** Start of Data provided **

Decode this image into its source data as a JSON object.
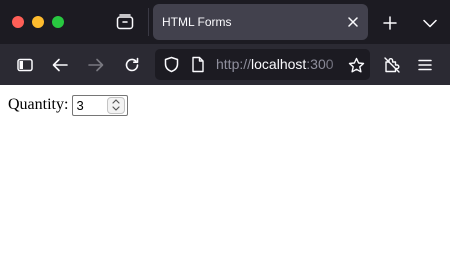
{
  "browser": {
    "tab_title": "HTML Forms",
    "url_prefix": "http://",
    "url_host": "localhost",
    "url_port_visible": ":300"
  },
  "icons": {
    "window_close": "close-dot",
    "window_minimize": "minimize-dot",
    "window_zoom": "zoom-dot",
    "tab_overview": "tab-overview-icon",
    "tab_close": "close-icon",
    "new_tab": "plus-icon",
    "tab_list": "chevron-down-icon",
    "sidebar": "sidebar-icon",
    "back": "back-arrow-icon",
    "forward": "forward-arrow-icon",
    "reload": "reload-icon",
    "tracking_protection": "shield-icon",
    "page_info": "page-icon",
    "bookmark": "star-icon",
    "extensions": "puzzle-icon",
    "app_menu": "hamburger-menu-icon"
  },
  "colors": {
    "tabbar_bg": "#1c1b22",
    "active_tab_bg": "#42414d",
    "toolbar_bg": "#2b2a33",
    "urlbar_bg": "#1c1b22",
    "red": "#ff5f57",
    "yellow": "#febc2e",
    "green": "#28c840"
  },
  "form": {
    "quantity_label": "Quantity:",
    "quantity_value": "3"
  }
}
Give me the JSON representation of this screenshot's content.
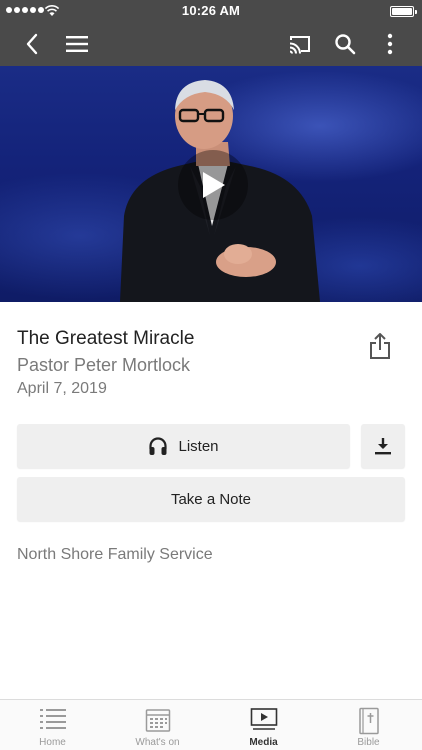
{
  "status_bar": {
    "time": "10:26 AM"
  },
  "nav": {
    "back_icon": "chevron-left-icon",
    "menu_icon": "hamburger-menu-icon",
    "cast_icon": "cast-icon",
    "search_icon": "search-icon",
    "more_icon": "more-vertical-icon"
  },
  "video": {
    "play_icon": "play-icon"
  },
  "sermon": {
    "title": "The Greatest Miracle",
    "speaker": "Pastor Peter Mortlock",
    "date": "April 7, 2019",
    "description": "North Shore Family Service"
  },
  "actions": {
    "listen_label": "Listen",
    "take_note_label": "Take a Note",
    "share_icon": "share-icon",
    "download_icon": "download-icon",
    "headphones_icon": "headphones-icon"
  },
  "tab_bar": {
    "tabs": [
      {
        "label": "Home",
        "icon": "list-icon",
        "active": false
      },
      {
        "label": "What's on",
        "icon": "calendar-icon",
        "active": false
      },
      {
        "label": "Media",
        "icon": "media-player-icon",
        "active": true
      },
      {
        "label": "Bible",
        "icon": "bible-icon",
        "active": false
      }
    ]
  },
  "colors": {
    "header_bg": "#4a4a4a",
    "hero_blue": "#14237a",
    "button_bg": "#efefef",
    "secondary_text": "#7a7a7a"
  }
}
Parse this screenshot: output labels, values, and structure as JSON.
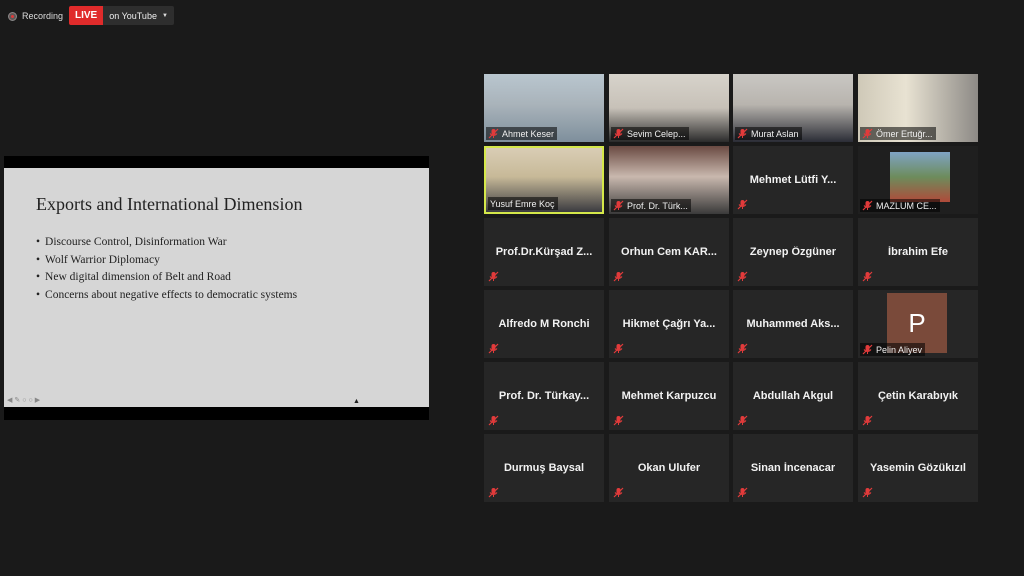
{
  "recording": {
    "label": "Recording"
  },
  "live": {
    "badge": "LIVE",
    "destination": "on YouTube"
  },
  "slide": {
    "title": "Exports and International Dimension",
    "bullets": [
      "Discourse Control, Disinformation War",
      "Wolf  Warrior Diplomacy",
      "New digital dimension of Belt and Road",
      "Concerns about negative effects to democratic systems"
    ]
  },
  "participants": [
    {
      "name": "Ahmet Keser",
      "video": true,
      "muted": true
    },
    {
      "name": "Sevim Celep...",
      "video": true,
      "muted": true
    },
    {
      "name": "Murat Aslan",
      "video": true,
      "muted": true
    },
    {
      "name": "Ömer Ertuğr...",
      "video": true,
      "muted": true
    },
    {
      "name": "Yusuf Emre Koç",
      "video": true,
      "muted": false,
      "speaking": true
    },
    {
      "name": "Prof. Dr. Türk...",
      "video": true,
      "muted": true
    },
    {
      "name": "Mehmet  Lütfi  Y...",
      "video": false,
      "muted": true
    },
    {
      "name": "MAZLUM CE...",
      "video": true,
      "muted": true
    },
    {
      "name": "Prof.Dr.Kürşad  Z...",
      "video": false,
      "muted": true
    },
    {
      "name": "Orhun  Cem  KAR...",
      "video": false,
      "muted": true
    },
    {
      "name": "Zeynep Özgüner",
      "video": false,
      "muted": true
    },
    {
      "name": "İbrahim Efe",
      "video": false,
      "muted": true
    },
    {
      "name": "Alfredo M Ronchi",
      "video": false,
      "muted": true
    },
    {
      "name": "Hikmet  Çağrı  Ya...",
      "video": false,
      "muted": true
    },
    {
      "name": "Muhammed  Aks...",
      "video": false,
      "muted": true
    },
    {
      "name": "Pelin Aliyev",
      "video": false,
      "muted": true,
      "avatar": "P"
    },
    {
      "name": "Prof.  Dr.  Türkay...",
      "video": false,
      "muted": true
    },
    {
      "name": "Mehmet Karpuzcu",
      "video": false,
      "muted": true
    },
    {
      "name": "Abdullah Akgul",
      "video": false,
      "muted": true
    },
    {
      "name": "Çetin Karabıyık",
      "video": false,
      "muted": true
    },
    {
      "name": "Durmuş Baysal",
      "video": false,
      "muted": true
    },
    {
      "name": "Okan Ulufer",
      "video": false,
      "muted": true
    },
    {
      "name": "Sinan İncenacar",
      "video": false,
      "muted": true
    },
    {
      "name": "Yasemin Gözükızıl",
      "video": false,
      "muted": true
    }
  ],
  "colors": {
    "live": "#e02b2b",
    "speaking_border": "#d5e84a",
    "muted_icon": "#e23b3b"
  }
}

** End of Data provided **

Problem statement :: Gather every line from the listing above in which the word "this" appears.

Final answer ::
Decode this image into its source data as a JSON object.
Give me the JSON representation of this screenshot's content.
Parse this screenshot: output labels, values, and structure as JSON.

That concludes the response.